• [SUPPLIED INFORMATION]:
━━━━━━━━

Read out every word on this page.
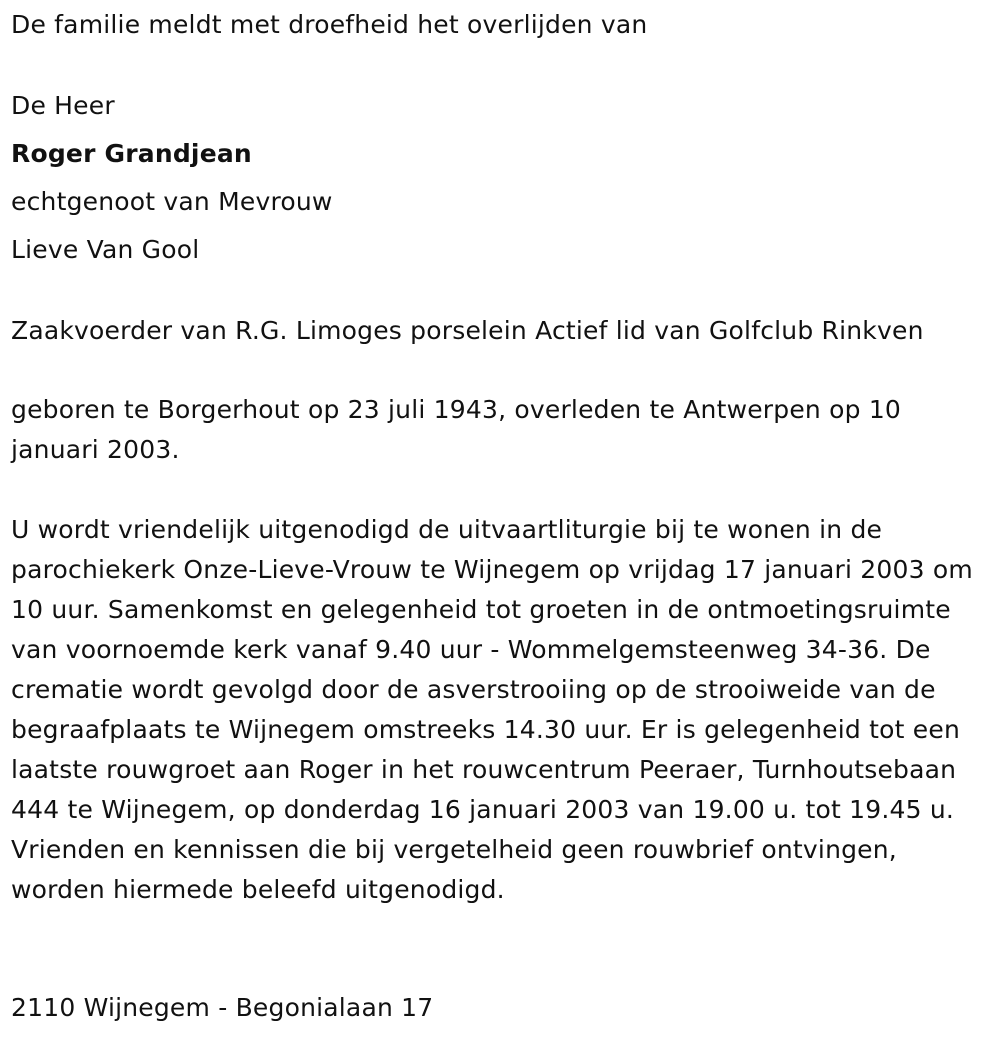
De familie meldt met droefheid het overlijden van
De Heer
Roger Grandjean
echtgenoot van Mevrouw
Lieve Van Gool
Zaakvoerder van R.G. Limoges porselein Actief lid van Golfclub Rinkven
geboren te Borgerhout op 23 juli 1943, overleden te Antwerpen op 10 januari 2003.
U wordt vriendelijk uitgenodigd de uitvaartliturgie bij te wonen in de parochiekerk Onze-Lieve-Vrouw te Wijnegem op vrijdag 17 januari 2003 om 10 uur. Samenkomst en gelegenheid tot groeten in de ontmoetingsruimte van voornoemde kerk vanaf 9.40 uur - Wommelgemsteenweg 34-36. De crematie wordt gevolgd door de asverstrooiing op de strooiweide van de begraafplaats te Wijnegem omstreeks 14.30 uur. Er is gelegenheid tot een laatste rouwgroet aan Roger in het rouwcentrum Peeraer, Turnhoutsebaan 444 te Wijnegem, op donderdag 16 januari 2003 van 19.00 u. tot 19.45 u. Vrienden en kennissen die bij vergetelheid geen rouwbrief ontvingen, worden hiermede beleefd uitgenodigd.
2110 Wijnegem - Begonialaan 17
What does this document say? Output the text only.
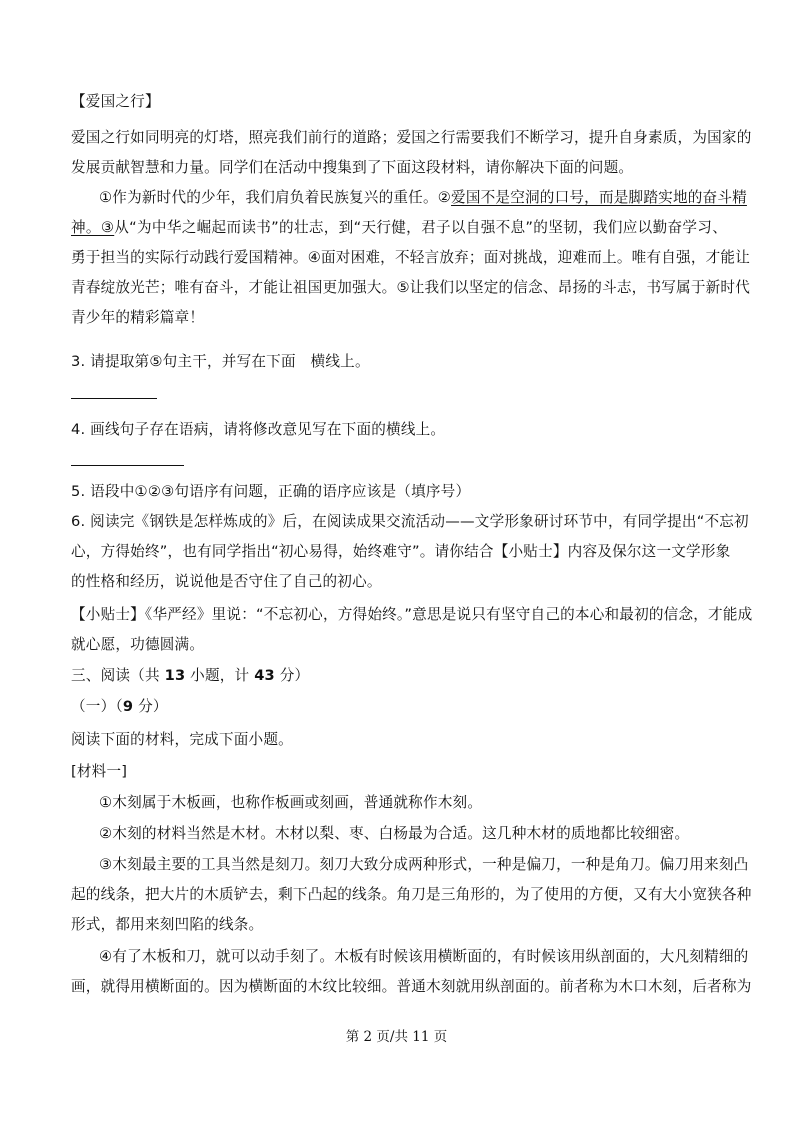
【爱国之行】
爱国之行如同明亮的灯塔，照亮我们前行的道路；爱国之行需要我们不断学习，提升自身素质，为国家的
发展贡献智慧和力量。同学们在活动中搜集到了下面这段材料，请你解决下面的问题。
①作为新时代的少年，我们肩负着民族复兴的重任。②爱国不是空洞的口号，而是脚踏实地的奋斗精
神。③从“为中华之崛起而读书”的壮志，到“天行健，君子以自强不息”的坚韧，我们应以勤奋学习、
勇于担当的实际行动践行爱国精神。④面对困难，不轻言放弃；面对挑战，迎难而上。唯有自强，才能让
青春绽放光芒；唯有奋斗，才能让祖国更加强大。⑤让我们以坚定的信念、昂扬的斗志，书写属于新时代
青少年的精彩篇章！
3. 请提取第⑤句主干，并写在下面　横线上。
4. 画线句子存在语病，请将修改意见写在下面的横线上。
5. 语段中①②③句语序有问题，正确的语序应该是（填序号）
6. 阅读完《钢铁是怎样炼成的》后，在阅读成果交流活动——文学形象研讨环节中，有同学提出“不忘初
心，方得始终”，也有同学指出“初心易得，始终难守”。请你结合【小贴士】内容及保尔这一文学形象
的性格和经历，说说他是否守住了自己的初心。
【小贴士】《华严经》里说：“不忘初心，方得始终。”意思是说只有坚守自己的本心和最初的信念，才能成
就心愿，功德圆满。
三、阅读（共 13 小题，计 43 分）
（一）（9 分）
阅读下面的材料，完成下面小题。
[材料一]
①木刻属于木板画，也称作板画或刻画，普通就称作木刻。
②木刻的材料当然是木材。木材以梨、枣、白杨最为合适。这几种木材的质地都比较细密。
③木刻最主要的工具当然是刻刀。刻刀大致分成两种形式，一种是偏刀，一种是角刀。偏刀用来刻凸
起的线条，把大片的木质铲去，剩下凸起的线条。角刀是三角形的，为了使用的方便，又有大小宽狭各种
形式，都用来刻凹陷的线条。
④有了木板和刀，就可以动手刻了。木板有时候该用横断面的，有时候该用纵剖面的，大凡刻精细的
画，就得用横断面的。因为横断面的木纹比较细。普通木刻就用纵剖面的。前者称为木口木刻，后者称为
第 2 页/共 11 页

━━━━━━━━

• [WORK TO DO]:
Omit the images and transcribe all of the records above word for word.

• [FINAL ANSWER]:
Read out every word on this page.
De familie meldt met droefheid het overlijden van
De Heer
Roger Grandjean
echtgenoot van Mevrouw
Lieve Van Gool
Zaakvoerder van R.G. Limoges porselein Actief lid van Golfclub Rinkven
geboren te Borgerhout op 23 juli 1943, overleden te Antwerpen op 10 januari 2003.
U wordt vriendelijk uitgenodigd de uitvaartliturgie bij te wonen in de parochiekerk Onze-Lieve-Vrouw te Wijnegem op vrijdag 17 januari 2003 om 10 uur. Samenkomst en gelegenheid tot groeten in de ontmoetingsruimte van voornoemde kerk vanaf 9.40 uur - Wommelgemsteenweg 34-36. De crematie wordt gevolgd door de asverstrooiing op de strooiweide van de begraafplaats te Wijnegem omstreeks 14.30 uur. Er is gelegenheid tot een laatste rouwgroet aan Roger in het rouwcentrum Peeraer, Turnhoutsebaan 444 te Wijnegem, op donderdag 16 januari 2003 van 19.00 u. tot 19.45 u. Vrienden en kennissen die bij vergetelheid geen rouwbrief ontvingen, worden hiermede beleefd uitgenodigd.
2110 Wijnegem - Begonialaan 17
What does this document say? Output the text only.
【爱国之行】
爱国之行如同明亮的灯塔，照亮我们前行的道路；爱国之行需要我们不断学习，提升自身素质，为国家的
发展贡献智慧和力量。同学们在活动中搜集到了下面这段材料，请你解决下面的问题。
①作为新时代的少年，我们肩负着民族复兴的重任。②爱国不是空洞的口号，而是脚踏实地的奋斗精
神。③从“为中华之崛起而读书”的壮志，到“天行健，君子以自强不息”的坚韧，我们应以勤奋学习、
勇于担当的实际行动践行爱国精神。④面对困难，不轻言放弃；面对挑战，迎难而上。唯有自强，才能让
青春绽放光芒；唯有奋斗，才能让祖国更加强大。⑤让我们以坚定的信念、昂扬的斗志，书写属于新时代
青少年的精彩篇章！
3. 请提取第⑤句主干，并写在下面　横线上。
4. 画线句子存在语病，请将修改意见写在下面的横线上。
5. 语段中①②③句语序有问题，正确的语序应该是（填序号）
6. 阅读完《钢铁是怎样炼成的》后，在阅读成果交流活动——文学形象研讨环节中，有同学提出“不忘初
心，方得始终”，也有同学指出“初心易得，始终难守”。请你结合【小贴士】内容及保尔这一文学形象
的性格和经历，说说他是否守住了自己的初心。
【小贴士】《华严经》里说：“不忘初心，方得始终。”意思是说只有坚守自己的本心和最初的信念，才能成
就心愿，功德圆满。
三、阅读（共 13 小题，计 43 分）
（一）（9 分）
阅读下面的材料，完成下面小题。
[材料一]
①木刻属于木板画，也称作板画或刻画，普通就称作木刻。
②木刻的材料当然是木材。木材以梨、枣、白杨最为合适。这几种木材的质地都比较细密。
③木刻最主要的工具当然是刻刀。刻刀大致分成两种形式，一种是偏刀，一种是角刀。偏刀用来刻凸
起的线条，把大片的木质铲去，剩下凸起的线条。角刀是三角形的，为了使用的方便，又有大小宽狭各种
形式，都用来刻凹陷的线条。
④有了木板和刀，就可以动手刻了。木板有时候该用横断面的，有时候该用纵剖面的，大凡刻精细的
画，就得用横断面的。因为横断面的木纹比较细。普通木刻就用纵剖面的。前者称为木口木刻，后者称为
第 2 页/共 11 页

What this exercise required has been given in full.